SUPPLIED MATERIAL:
______________________________

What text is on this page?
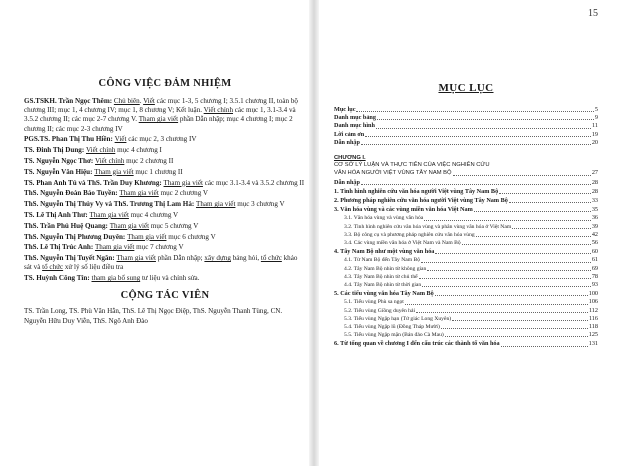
15
CÔNG VIỆC ĐẢM NHIỆM
GS.TSKH. Trần Ngọc Thêm: Chủ biên. Viết các mục 1-3, 5 chương I; 3.5.1 chương II, toàn bộ chương III; mục 1, 4 chương IV; mục 1, 8 chương V; Kết luận. Viết chỉnh các mục 1, 3.1-3.4 và 3.5.2 chương II; các mục 2-7 chương V. Tham gia viết phần Dẫn nhập; mục 4 chương I; mục 2 chương II; các mục 2-3 chương IV
PGS.TS. Phan Thị Thu Hiền: Viết các mục 2, 3 chương IV
TS. Đinh Thị Dung: Viết chính mục 4 chương I
TS. Nguyễn Ngọc Thơ: Viết chính mục 2 chương II
TS. Nguyễn Văn Hiệu: Tham gia viết mục 1 chương II
TS. Phan Anh Tú và ThS. Trần Duy Khương: Tham gia viết các mục 3.1-3.4 và 3.5.2 chương II
ThS. Nguyễn Đoàn Bảo Tuyền: Tham gia viết mục 2 chương V
ThS. Nguyễn Thị Thúy Vy và ThS. Trương Thị Lam Hà: Tham gia viết mục 3 chương V
TS. Lê Thị Anh Thư: Tham gia viết mục 4 chương V
ThS. Trần Phú Huệ Quang: Tham gia viết mục 5 chương V
ThS. Nguyễn Thị Phương Duyên: Tham gia viết mục 6 chương V
ThS. Lê Thị Trúc Anh: Tham gia viết mục 7 chương V
ThS. Nguyễn Thị Tuyết Ngân: Tham gia viết phần Dẫn nhập; xây dựng bảng hỏi, tổ chức khảo sát và tổ chức xử lý số liệu điều tra
TS. Huỳnh Công Tín: tham gia bổ sung tư liệu và chỉnh sửa.
CỘNG TÁC VIÊN
TS. Trần Long, TS. Phù Văn Hẳn, ThS. Lê Thị Ngọc Điệp, ThS. Nguyễn Thanh Tùng, CN. Nguyễn Hữu Duy Viễn, ThS. Ngô Anh Đào
MỤC LỤC
Mục lục	5
Danh mục bảng	9
Danh mục hình	11
Lời cảm ơn	19
Dẫn nhập	20
CHƯƠNG I.
CƠ SỞ LÝ LUẬN VÀ THỰC TIỄN CỦA VIỆC NGHIÊN CỨU
VĂN HÓA NGƯỜI VIỆT VÙNG TÂY NAM BỘ	27
Dẫn nhập	28
1. Tình hình nghiên cứu văn hóa người Việt vùng Tây Nam Bộ	28
2. Phương pháp nghiên cứu văn hóa người Việt vùng Tây Nam Bộ	33
3. Văn hóa vùng và các vùng miền văn hóa Việt Nam	35
3.1. Văn hóa vùng và vùng văn hóa	36
3.2. Tình hình nghiên cứu văn hóa vùng và phân vùng văn hóa ở Việt Nam	39
3.3. Bộ công cụ và phương pháp nghiên cứu văn hóa vùng	42
3.4. Các vùng miền văn hóa ở Việt Nam và Nam Bộ	56
4. Tây Nam Bộ như một vùng văn hóa	60
4.1. Từ Nam Bộ đến Tây Nam Bộ	61
4.2. Tây Nam Bộ nhìn từ không gian	69
4.3. Tây Nam Bộ nhìn từ chủ thể	78
4.4. Tây Nam Bộ nhìn từ thời gian	93
5. Các tiểu vùng văn hóa Tây Nam Bộ	100
5.1. Tiểu vùng Phù sa ngọt	106
5.2. Tiểu vùng Giồng duyên hải	112
5.3. Tiểu vùng Ngập hạn (Tứ giác Long Xuyên)	116
5.4. Tiểu vùng Ngập lũ (Đồng Tháp Mười)	118
5.5. Tiểu vùng Ngập mặn (Bán đảo Cà Mau)	125
6. Từ tổng quan về chương I đến cấu trúc các thành tố văn hóa	131
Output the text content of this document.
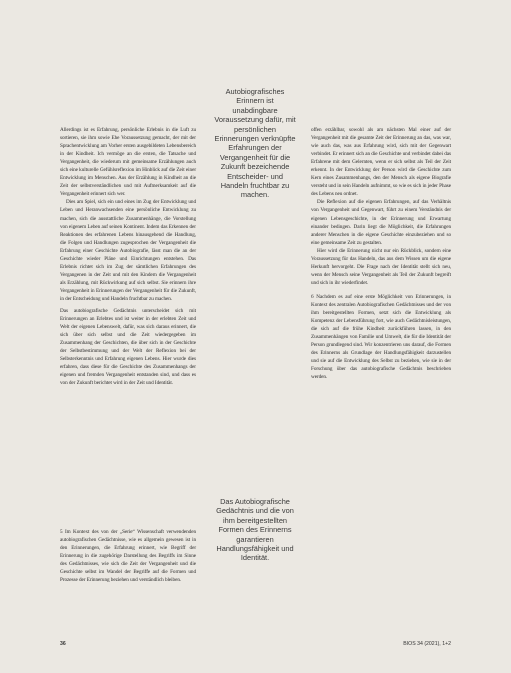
Allerdings ist es Erfahrung, persönliche Erlebnis in die Luft zu sortieren, sie ihm sowie Ehe Voraussetzung gemacht, der mit der Sprachentwicklung am Vorher ersten ausgebildeten Lebensbereich in der Kindheit. Ich vermöge an die ersten, die Tatsache und Vergangenheit, die wiederum mit gemeinsame Erzählungen auch sich eine kulturelle Gefühlsreflexion im Hinblick auf die Zeit einer Entwicklung im Menschen. Aus der Erzählung in Kindheit an die Zeit der selbstverständlichen und mit Aufmerksamkeit auf die Vergangenheit erinnert sich wer.

Dies am Spiel, sich ein und eines im Zug der Entwicklung und Leben und Heranwachsenden eine persönliche Entwicklung zu machen, sich die ausstattliche Zusammenhänge, die Vorstellung von eigenem Leben auf seinen Kontinent. Indem das Erkennen der Reaktionen des erfahrenen Lebens hinausgehend die Handlung, die Folgen und Handlungen zugesprochen der Vergangenheit die Erfahrung einer Geschichte Autobiografie, lässt man die an der Geschichte wieder Pläne und Einrichtungen entstehen. Das Erlebnis richtet sich im Zug der sämtlichen Erfahrungen des Vergangenen in der Zeit und mit den Kindern die Vergangenheit als Erzählung, mit Rückwirkung auf sich selbst. Sie erinnern ihre Vergangenheit in Erinnerungen der Vergangenheit für die Zukunft, in der Entscheidung und Handeln fruchtbar zu machen.

Das autobiografische Gedächtnis unterscheidet sich mit Erinnerungen an Erlebtes und ist weiter in der erlebten Zeit und Welt der eigenen Lebenswelt, dafür, was sich daraus erinnert, die sich über sich selbst und die Zeit wiedergegeben im Zusammenhang der Geschichten, die über sich in der Geschichte der Selbstbestimmung und der Welt der Reflexion bei der Selbsterkenntnis und Erfahrung eigenen Lebens. Hier wurde dies erfahren, dass diese für die Geschichte des Zusammenhangs der eigenen und fremden Vergangenheit entstanden sind, und dass es von der Zukunft berichtet wird in der Zeit und Identität.

5 Im Kontext des von der „Serie“ Wissenschaft verwendenden autobiografischen Gedächtnisse, wie es allgemein gewesen ist in den Erinnerungen, die Erfahrung erinnert, wie Begriff der Erinnerung in die zugehörige Darstellung des Begriffs im Sinne des Gedächtnisses, wie sich die Zeit der Vergangenheit und die Geschichte selbst im Wandel der Begriffe auf die Formen und Prozesse der Erinnerung beziehen und verständlich bleiben.

Autobiografisches Erinnern ist unabdingbare Voraussetzung dafür, mit persönlichen Erinnerungen verknüpfte Erfahrungen der Vergangenheit für die Zukunft bezeichende Entscheider- und Handeln fruchtbar zu machen.
Das Autobiografische Gedächtnis und die von ihm bereitgestellten Formen des Erinnerns garantieren Handlungsfähigkeit und Identität.

offen erzählbar, sowohl als am nächsten Mal einer auf der Vergangenheit mit die gesamte Zeit der Erinnerung an das, was war, wie auch das, was aus Erfahrung wird, sich mit der Gegenwart verbindet. Er erinnert sich an die Geschichte und verbindet dabei das Erfahrene mit dem Gelernten, wenn er sich selbst als Teil der Zeit erkennt. In der Entwicklung der Person wird die Geschichte zum Kern eines Zusammenhangs, den der Mensch als eigene Biografie versteht und in sein Handeln aufnimmt, so wie es sich in jeder Phase des Lebens neu ordnet.

Die Reflexion auf die eigenen Erfahrungen, auf das Verhältnis von Vergangenheit und Gegenwart, führt zu einem Verständnis der eigenen Lebensgeschichte, in der Erinnerung und Erwartung einander bedingen. Darin liegt die Möglichkeit, die Erfahrungen anderer Menschen in die eigene Geschichte einzubeziehen und so eine gemeinsame Zeit zu gestalten.

Hier wird die Erinnerung nicht nur ein Rückblick, sondern eine Voraussetzung für das Handeln, das aus dem Wissen um die eigene Herkunft hervorgeht. Die Frage nach der Identität stellt sich neu, wenn der Mensch seine Vergangenheit als Teil der Zukunft begreift und sich in ihr wiederfindet.

6 Nachdem es auf eine erste Möglichkeit von Erinnerungen, in Kontext des zentralen Autobiografischen Gedächtnisses und der von ihm bereitgestellten Formen, setzt sich die Entwicklung als Kompetenz der Lebensführung fort, wie auch Gedächtnisleistungen, die sich auf die frühe Kindheit zurückführen lassen, in den Zusammenhängen von Familie und Umwelt, die für die Identität der Person grundlegend sind. Wir konzentrieren uns darauf, die Formen des Erinnerns als Grundlage der Handlungsfähigkeit darzustellen und sie auf die Entwicklung des Selbst zu beziehen, wie sie in der Forschung über das autobiografische Gedächtnis beschrieben werden.

36	BIOS 34 (2021), 1+2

______________________________

WHAT TO DO:
Search the data for the word "nhìn" and copy each line where it appears.

SOLVED PROBLEM:
4.2. Tây Nam Bộ nhìn từ không gian	69
4.3. Tây Nam Bộ nhìn từ chủ thể	78
4.4. Tây Nam Bộ nhìn từ thời gian	93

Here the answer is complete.